↓

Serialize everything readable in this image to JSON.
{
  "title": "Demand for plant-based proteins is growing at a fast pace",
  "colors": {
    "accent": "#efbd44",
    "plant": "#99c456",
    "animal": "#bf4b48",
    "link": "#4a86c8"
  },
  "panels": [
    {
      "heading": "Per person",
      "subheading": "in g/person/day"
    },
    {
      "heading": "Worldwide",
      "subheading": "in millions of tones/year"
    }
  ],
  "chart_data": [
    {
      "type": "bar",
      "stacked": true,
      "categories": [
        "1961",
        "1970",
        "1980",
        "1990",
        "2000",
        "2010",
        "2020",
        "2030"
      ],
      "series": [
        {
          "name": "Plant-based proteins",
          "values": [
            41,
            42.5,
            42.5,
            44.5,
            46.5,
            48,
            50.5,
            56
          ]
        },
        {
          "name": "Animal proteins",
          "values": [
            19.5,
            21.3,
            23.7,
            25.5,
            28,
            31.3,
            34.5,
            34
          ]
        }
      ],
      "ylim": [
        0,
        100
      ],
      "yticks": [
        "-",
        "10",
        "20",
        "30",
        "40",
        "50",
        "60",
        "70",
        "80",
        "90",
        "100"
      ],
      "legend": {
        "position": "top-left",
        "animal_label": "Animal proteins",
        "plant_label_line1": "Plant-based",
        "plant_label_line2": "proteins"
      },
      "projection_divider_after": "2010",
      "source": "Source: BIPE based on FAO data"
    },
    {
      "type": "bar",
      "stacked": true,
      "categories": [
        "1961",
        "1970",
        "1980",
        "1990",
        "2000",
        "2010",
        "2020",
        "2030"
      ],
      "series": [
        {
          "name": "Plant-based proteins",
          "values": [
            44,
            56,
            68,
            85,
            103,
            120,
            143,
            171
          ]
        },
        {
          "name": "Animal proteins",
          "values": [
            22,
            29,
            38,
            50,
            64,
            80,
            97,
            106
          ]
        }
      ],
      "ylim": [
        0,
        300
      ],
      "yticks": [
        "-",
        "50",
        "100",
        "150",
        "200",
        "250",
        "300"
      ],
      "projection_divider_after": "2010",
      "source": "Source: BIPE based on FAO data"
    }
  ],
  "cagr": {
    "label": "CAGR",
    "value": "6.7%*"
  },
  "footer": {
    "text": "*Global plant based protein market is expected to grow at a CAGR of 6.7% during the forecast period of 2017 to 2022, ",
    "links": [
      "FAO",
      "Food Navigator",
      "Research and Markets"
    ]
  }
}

↑

[What you have to do]
Copy out each record, keeping every word as it is.

[Result below]
Serialize everything readable in this image to JSON.
{
  "title": "Demand for plant-based proteins is growing at a fast pace",
  "colors": {
    "accent": "#efbd44",
    "plant": "#99c456",
    "animal": "#bf4b48",
    "link": "#4a86c8"
  },
  "panels": [
    {
      "heading": "Per person",
      "subheading": "in g/person/day"
    },
    {
      "heading": "Worldwide",
      "subheading": "in millions of tones/year"
    }
  ],
  "chart_data": [
    {
      "type": "bar",
      "stacked": true,
      "categories": [
        "1961",
        "1970",
        "1980",
        "1990",
        "2000",
        "2010",
        "2020",
        "2030"
      ],
      "series": [
        {
          "name": "Plant-based proteins",
          "values": [
            41,
            42.5,
            42.5,
            44.5,
            46.5,
            48,
            50.5,
            56
          ]
        },
        {
          "name": "Animal proteins",
          "values": [
            19.5,
            21.3,
            23.7,
            25.5,
            28,
            31.3,
            34.5,
            34
          ]
        }
      ],
      "ylim": [
        0,
        100
      ],
      "yticks": [
        "-",
        "10",
        "20",
        "30",
        "40",
        "50",
        "60",
        "70",
        "80",
        "90",
        "100"
      ],
      "legend": {
        "position": "top-left",
        "animal_label": "Animal proteins",
        "plant_label_line1": "Plant-based",
        "plant_label_line2": "proteins"
      },
      "projection_divider_after": "2010",
      "source": "Source: BIPE based on FAO data"
    },
    {
      "type": "bar",
      "stacked": true,
      "categories": [
        "1961",
        "1970",
        "1980",
        "1990",
        "2000",
        "2010",
        "2020",
        "2030"
      ],
      "series": [
        {
          "name": "Plant-based proteins",
          "values": [
            44,
            56,
            68,
            85,
            103,
            120,
            143,
            171
          ]
        },
        {
          "name": "Animal proteins",
          "values": [
            22,
            29,
            38,
            50,
            64,
            80,
            97,
            106
          ]
        }
      ],
      "ylim": [
        0,
        300
      ],
      "yticks": [
        "-",
        "50",
        "100",
        "150",
        "200",
        "250",
        "300"
      ],
      "projection_divider_after": "2010",
      "source": "Source: BIPE based on FAO data"
    }
  ],
  "cagr": {
    "label": "CAGR",
    "value": "6.7%*"
  },
  "footer": {
    "text": "*Global plant based protein market is expected to grow at a CAGR of 6.7% during the forecast period of 2017 to 2022, ",
    "links": [
      "FAO",
      "Food Navigator",
      "Research and Markets"
    ]
  }
}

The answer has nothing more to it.